Collect each line of the records containing the string "comporta".

## START ITEMS

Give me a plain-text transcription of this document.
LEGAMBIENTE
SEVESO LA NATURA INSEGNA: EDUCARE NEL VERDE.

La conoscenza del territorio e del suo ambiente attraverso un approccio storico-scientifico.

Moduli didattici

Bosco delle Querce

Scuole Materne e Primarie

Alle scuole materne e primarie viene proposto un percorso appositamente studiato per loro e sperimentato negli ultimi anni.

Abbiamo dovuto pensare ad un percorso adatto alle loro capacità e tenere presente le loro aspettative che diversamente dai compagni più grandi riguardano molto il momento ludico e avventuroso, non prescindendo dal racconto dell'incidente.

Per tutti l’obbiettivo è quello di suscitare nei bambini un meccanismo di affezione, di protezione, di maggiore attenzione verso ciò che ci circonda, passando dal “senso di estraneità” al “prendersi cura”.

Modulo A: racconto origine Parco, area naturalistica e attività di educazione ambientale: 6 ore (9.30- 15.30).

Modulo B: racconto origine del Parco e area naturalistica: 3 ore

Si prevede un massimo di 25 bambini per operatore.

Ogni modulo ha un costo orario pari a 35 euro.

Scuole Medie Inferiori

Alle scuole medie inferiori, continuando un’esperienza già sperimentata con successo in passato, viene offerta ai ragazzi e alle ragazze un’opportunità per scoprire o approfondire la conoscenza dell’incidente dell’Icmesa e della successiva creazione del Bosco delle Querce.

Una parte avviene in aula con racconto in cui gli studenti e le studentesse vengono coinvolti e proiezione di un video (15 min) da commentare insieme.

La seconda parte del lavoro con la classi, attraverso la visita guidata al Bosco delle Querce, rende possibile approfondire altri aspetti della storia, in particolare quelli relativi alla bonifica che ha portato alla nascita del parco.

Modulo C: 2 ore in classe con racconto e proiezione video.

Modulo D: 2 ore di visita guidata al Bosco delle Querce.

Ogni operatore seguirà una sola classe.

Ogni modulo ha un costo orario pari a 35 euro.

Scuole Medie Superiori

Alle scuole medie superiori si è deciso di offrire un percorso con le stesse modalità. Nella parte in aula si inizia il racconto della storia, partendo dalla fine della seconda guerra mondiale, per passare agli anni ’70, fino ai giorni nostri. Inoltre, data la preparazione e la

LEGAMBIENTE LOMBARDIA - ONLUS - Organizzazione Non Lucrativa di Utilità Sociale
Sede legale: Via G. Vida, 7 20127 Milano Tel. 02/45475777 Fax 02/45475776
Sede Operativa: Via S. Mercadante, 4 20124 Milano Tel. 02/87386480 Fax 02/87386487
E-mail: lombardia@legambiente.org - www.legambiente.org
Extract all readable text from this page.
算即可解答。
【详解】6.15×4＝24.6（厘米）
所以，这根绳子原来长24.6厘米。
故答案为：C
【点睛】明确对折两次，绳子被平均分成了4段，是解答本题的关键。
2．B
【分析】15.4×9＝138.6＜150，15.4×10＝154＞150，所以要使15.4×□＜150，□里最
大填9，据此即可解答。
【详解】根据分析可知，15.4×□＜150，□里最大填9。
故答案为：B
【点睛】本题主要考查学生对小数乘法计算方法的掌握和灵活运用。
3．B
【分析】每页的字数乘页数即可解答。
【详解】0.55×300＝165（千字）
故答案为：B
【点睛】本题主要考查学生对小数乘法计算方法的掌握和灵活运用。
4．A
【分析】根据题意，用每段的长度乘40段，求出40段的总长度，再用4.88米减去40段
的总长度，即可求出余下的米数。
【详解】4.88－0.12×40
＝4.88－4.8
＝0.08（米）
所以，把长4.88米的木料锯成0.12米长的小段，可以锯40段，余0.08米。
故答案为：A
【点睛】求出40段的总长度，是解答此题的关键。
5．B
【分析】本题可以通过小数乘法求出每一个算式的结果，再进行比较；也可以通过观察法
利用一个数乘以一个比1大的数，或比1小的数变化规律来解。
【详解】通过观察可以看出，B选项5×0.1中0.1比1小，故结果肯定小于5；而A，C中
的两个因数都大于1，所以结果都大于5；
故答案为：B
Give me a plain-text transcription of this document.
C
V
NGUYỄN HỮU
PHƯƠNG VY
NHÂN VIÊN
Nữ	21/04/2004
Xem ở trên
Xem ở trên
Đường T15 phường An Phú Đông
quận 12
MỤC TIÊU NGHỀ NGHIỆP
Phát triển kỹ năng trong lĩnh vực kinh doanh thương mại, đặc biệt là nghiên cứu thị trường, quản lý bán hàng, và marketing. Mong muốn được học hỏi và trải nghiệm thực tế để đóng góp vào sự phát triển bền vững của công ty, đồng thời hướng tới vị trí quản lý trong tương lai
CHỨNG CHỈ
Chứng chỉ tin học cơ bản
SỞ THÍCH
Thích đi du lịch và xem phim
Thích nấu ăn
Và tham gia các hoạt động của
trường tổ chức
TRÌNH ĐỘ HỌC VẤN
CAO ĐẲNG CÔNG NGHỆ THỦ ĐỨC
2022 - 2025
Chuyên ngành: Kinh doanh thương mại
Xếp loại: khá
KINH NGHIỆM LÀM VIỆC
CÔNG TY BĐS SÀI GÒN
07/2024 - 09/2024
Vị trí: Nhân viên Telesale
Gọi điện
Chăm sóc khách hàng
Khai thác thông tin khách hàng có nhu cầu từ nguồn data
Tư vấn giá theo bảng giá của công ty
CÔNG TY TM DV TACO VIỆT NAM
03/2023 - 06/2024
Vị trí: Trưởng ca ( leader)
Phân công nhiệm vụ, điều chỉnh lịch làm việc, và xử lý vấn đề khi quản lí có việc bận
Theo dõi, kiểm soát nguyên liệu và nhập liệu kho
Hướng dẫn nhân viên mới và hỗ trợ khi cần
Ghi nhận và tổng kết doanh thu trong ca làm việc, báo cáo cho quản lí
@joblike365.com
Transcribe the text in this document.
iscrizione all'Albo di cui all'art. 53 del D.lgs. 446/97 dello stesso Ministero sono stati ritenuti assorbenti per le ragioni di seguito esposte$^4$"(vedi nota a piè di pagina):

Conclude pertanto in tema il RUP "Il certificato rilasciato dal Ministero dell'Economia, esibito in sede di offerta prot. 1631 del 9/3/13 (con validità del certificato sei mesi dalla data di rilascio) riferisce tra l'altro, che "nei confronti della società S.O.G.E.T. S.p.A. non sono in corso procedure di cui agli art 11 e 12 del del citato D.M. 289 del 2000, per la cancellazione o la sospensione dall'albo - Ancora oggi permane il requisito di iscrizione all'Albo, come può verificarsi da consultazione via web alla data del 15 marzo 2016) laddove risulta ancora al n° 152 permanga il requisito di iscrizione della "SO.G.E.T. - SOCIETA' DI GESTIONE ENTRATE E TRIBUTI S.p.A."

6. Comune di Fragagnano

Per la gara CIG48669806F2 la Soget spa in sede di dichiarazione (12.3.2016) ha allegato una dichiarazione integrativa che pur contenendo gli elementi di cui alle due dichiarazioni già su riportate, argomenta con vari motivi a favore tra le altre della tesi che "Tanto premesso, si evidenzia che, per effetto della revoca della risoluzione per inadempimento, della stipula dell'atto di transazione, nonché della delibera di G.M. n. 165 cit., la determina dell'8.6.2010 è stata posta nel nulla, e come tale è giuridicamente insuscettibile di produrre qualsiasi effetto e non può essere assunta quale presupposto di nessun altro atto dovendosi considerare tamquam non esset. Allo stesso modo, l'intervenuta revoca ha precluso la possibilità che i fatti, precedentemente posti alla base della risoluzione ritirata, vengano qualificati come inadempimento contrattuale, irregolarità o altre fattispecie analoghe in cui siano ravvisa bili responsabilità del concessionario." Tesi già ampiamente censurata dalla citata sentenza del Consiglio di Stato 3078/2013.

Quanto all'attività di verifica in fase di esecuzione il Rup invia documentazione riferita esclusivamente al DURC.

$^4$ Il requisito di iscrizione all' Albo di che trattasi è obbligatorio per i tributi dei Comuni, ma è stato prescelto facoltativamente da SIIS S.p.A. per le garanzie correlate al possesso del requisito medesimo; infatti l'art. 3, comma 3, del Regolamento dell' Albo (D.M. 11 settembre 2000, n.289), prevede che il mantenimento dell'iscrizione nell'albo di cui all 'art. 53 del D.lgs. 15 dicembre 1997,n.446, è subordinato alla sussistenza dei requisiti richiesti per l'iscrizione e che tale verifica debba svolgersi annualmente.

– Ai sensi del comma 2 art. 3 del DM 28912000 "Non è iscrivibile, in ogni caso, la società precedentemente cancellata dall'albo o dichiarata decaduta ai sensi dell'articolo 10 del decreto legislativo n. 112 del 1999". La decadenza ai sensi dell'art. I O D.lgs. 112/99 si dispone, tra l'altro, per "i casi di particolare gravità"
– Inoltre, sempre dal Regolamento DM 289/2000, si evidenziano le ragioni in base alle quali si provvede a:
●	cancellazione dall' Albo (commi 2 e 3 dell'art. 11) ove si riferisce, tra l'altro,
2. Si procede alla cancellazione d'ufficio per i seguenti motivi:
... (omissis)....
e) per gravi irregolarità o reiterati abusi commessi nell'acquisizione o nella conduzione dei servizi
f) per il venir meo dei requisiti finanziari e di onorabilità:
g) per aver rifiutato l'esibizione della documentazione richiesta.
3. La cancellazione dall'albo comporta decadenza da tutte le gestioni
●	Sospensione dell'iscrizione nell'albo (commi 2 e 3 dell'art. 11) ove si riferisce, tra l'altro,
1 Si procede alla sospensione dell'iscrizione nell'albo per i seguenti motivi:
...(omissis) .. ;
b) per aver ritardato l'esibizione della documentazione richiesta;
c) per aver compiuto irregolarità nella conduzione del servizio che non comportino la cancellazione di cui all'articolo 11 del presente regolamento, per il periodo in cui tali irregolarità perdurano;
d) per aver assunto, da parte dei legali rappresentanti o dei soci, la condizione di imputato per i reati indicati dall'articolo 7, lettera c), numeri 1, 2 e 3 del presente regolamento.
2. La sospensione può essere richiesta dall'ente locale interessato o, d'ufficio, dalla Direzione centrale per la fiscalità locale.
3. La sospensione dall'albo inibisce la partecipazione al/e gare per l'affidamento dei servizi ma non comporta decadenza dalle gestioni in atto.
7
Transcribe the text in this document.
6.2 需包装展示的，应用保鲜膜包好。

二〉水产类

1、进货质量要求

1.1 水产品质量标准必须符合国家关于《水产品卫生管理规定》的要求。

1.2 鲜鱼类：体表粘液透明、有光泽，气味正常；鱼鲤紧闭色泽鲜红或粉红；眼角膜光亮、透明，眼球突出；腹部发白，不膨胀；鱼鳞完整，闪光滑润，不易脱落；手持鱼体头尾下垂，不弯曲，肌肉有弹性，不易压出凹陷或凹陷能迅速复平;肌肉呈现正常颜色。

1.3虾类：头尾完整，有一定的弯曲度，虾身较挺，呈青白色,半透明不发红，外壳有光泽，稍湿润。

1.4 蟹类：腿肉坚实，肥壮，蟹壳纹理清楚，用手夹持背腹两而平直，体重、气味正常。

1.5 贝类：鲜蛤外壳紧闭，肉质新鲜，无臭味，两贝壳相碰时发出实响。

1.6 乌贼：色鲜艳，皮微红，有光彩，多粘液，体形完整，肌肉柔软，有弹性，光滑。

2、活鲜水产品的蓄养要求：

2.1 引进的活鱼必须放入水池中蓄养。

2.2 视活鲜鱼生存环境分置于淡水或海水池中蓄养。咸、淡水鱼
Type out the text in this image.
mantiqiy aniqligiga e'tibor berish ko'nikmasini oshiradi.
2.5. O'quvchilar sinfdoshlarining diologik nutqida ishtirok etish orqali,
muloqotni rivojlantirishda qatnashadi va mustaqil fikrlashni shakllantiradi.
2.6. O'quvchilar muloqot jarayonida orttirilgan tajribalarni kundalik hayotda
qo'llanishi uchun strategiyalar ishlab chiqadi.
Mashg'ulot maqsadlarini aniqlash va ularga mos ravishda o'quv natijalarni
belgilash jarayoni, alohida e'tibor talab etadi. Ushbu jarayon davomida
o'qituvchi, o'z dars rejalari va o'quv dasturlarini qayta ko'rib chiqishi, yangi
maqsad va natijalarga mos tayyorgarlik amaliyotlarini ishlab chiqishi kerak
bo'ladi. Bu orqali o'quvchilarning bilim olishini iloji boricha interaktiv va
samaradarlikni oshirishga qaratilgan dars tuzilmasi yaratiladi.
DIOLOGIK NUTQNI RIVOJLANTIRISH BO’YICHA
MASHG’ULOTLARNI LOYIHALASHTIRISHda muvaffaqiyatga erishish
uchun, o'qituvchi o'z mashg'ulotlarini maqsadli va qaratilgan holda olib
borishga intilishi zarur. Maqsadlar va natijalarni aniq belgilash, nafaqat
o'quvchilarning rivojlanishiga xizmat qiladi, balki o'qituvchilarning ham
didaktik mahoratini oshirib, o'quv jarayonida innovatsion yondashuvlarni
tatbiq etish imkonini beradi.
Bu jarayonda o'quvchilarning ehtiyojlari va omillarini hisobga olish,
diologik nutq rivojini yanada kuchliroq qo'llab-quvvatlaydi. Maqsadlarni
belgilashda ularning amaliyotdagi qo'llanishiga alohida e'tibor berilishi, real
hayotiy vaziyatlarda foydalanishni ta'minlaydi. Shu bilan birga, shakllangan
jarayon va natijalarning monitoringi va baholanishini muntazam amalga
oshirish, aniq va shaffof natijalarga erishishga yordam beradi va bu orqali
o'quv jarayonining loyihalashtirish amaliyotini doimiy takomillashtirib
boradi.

## END ITEMS

### EXERCISE SOLUTION
3. La cancellazione dall'albo comporta decadenza da tutte le gestioni
3. La sospensione dall'albo inibisce la partecipazione al/e gare per l'affidamento dei servizi ma non comporta decadenza dalle gestioni in atto.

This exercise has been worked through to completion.